**TASK OBJECTIVE**
Your job is to retype all of the data word for word, leaving every image out.
╭─ AVAILABLE RECORDS
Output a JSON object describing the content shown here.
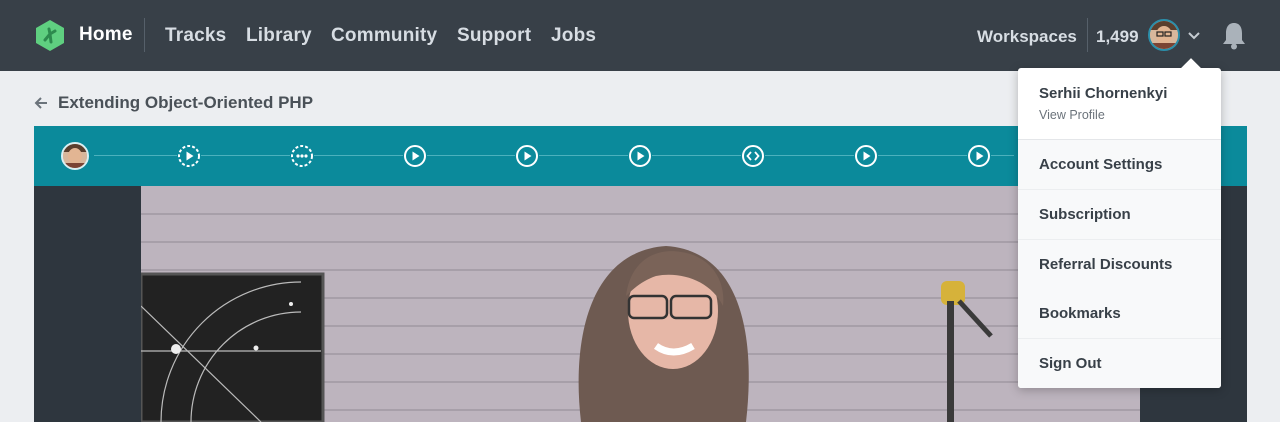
{
  "nav": {
    "home": "Home",
    "links": [
      "Tracks",
      "Library",
      "Community",
      "Support",
      "Jobs"
    ],
    "workspaces": "Workspaces",
    "points": "1,499",
    "icons": {
      "logo": "treehouse-logo-icon",
      "chevron": "chevron-down-icon",
      "bell": "bell-icon"
    }
  },
  "breadcrumb": {
    "title": "Extending Object-Oriented PHP",
    "icon": "arrow-left-icon"
  },
  "stages": {
    "steps": [
      "avatar",
      "video-current",
      "quiz",
      "video",
      "video",
      "video",
      "code-challenge",
      "video",
      "video"
    ]
  },
  "dropdown": {
    "name": "Serhii Chornenkyi",
    "view_profile": "View Profile",
    "items": [
      "Account Settings",
      "Subscription",
      "Referral Discounts",
      "Bookmarks",
      "Sign Out"
    ]
  },
  "colors": {
    "nav_bg": "#384048",
    "accent": "#0b8a9b",
    "logo_green": "#5fcf80"
  }
}
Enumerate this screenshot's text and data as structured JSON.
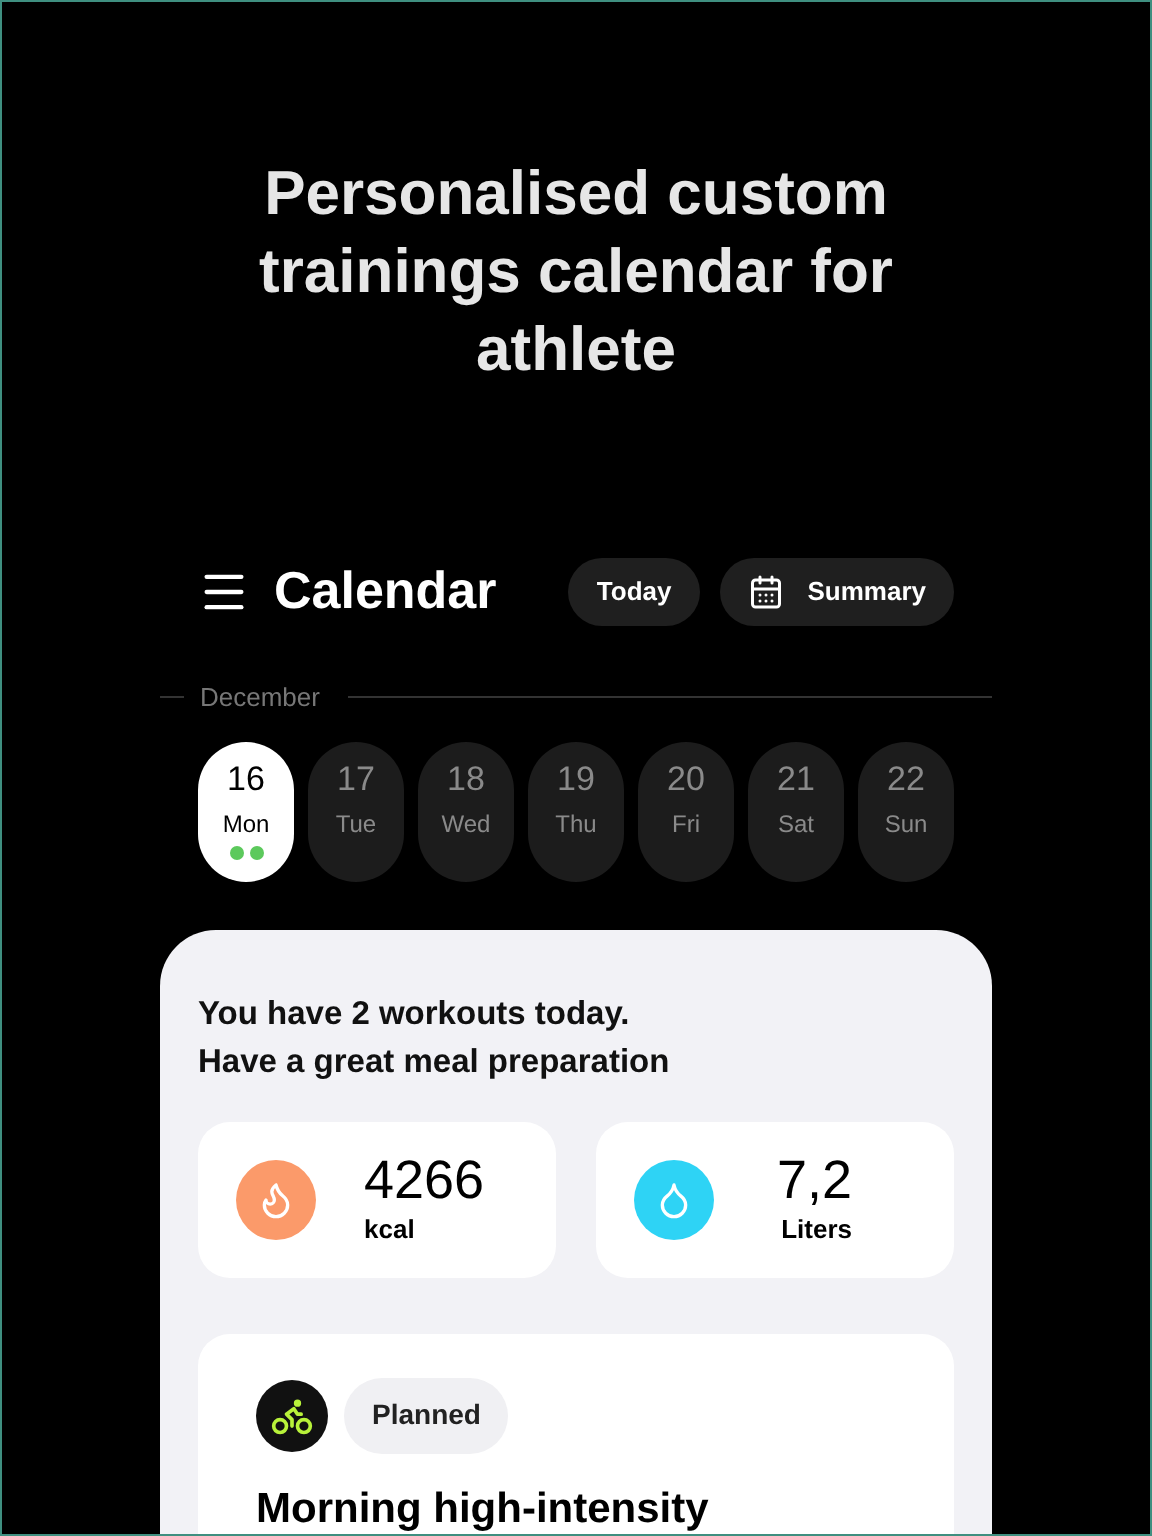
{
  "headline": "Personalised custom trainings calendar for athlete",
  "header": {
    "title": "Calendar",
    "buttons": [
      {
        "label": "Today",
        "kind": "plain"
      },
      {
        "label": "Summary",
        "kind": "calendar"
      }
    ]
  },
  "month": "December",
  "days": [
    {
      "date": "16",
      "weekday": "Mon",
      "selected": true,
      "markers": [
        {
          "kind": "workout"
        },
        {
          "kind": "workout"
        }
      ]
    },
    {
      "date": "17",
      "weekday": "Tue",
      "selected": false
    },
    {
      "date": "18",
      "weekday": "Wed",
      "selected": false
    },
    {
      "date": "19",
      "weekday": "Thu",
      "selected": false
    },
    {
      "date": "20",
      "weekday": "Fri",
      "selected": false
    },
    {
      "date": "21",
      "weekday": "Sat",
      "selected": false
    },
    {
      "date": "22",
      "weekday": "Sun",
      "selected": false
    }
  ],
  "summary": {
    "lines": [
      "You have 2 workouts today.",
      "Have a great meal preparation"
    ],
    "stats": [
      {
        "kind": "calories",
        "value": "4266",
        "unit": "kcal"
      },
      {
        "kind": "water",
        "value": "7,2",
        "unit": "Liters"
      }
    ]
  },
  "workout": {
    "kind": "cycling",
    "status": "Planned",
    "title": "Morning high-intensity"
  }
}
╰─
**THE SOLUTION**
Output a JSON object describing the content shown here.
{
  "nav": {
    "home": "Home",
    "links": [
      "Tracks",
      "Library",
      "Community",
      "Support",
      "Jobs"
    ],
    "workspaces": "Workspaces",
    "points": "1,499",
    "icons": {
      "logo": "treehouse-logo-icon",
      "chevron": "chevron-down-icon",
      "bell": "bell-icon"
    }
  },
  "breadcrumb": {
    "title": "Extending Object-Oriented PHP",
    "icon": "arrow-left-icon"
  },
  "stages": {
    "steps": [
      "avatar",
      "video-current",
      "quiz",
      "video",
      "video",
      "video",
      "code-challenge",
      "video",
      "video"
    ]
  },
  "dropdown": {
    "name": "Serhii Chornenkyi",
    "view_profile": "View Profile",
    "items": [
      "Account Settings",
      "Subscription",
      "Referral Discounts",
      "Bookmarks",
      "Sign Out"
    ]
  },
  "colors": {
    "nav_bg": "#384048",
    "accent": "#0b8a9b",
    "logo_green": "#5fcf80"
  }
}
Enumerate this screenshot's text and data as structured JSON.
{
  "headline": "Personalised custom trainings calendar for athlete",
  "header": {
    "title": "Calendar",
    "buttons": [
      {
        "label": "Today",
        "kind": "plain"
      },
      {
        "label": "Summary",
        "kind": "calendar"
      }
    ]
  },
  "month": "December",
  "days": [
    {
      "date": "16",
      "weekday": "Mon",
      "selected": true,
      "markers": [
        {
          "kind": "workout"
        },
        {
          "kind": "workout"
        }
      ]
    },
    {
      "date": "17",
      "weekday": "Tue",
      "selected": false
    },
    {
      "date": "18",
      "weekday": "Wed",
      "selected": false
    },
    {
      "date": "19",
      "weekday": "Thu",
      "selected": false
    },
    {
      "date": "20",
      "weekday": "Fri",
      "selected": false
    },
    {
      "date": "21",
      "weekday": "Sat",
      "selected": false
    },
    {
      "date": "22",
      "weekday": "Sun",
      "selected": false
    }
  ],
  "summary": {
    "lines": [
      "You have 2 workouts today.",
      "Have a great meal preparation"
    ],
    "stats": [
      {
        "kind": "calories",
        "value": "4266",
        "unit": "kcal"
      },
      {
        "kind": "water",
        "value": "7,2",
        "unit": "Liters"
      }
    ]
  },
  "workout": {
    "kind": "cycling",
    "status": "Planned",
    "title": "Morning high-intensity"
  }
}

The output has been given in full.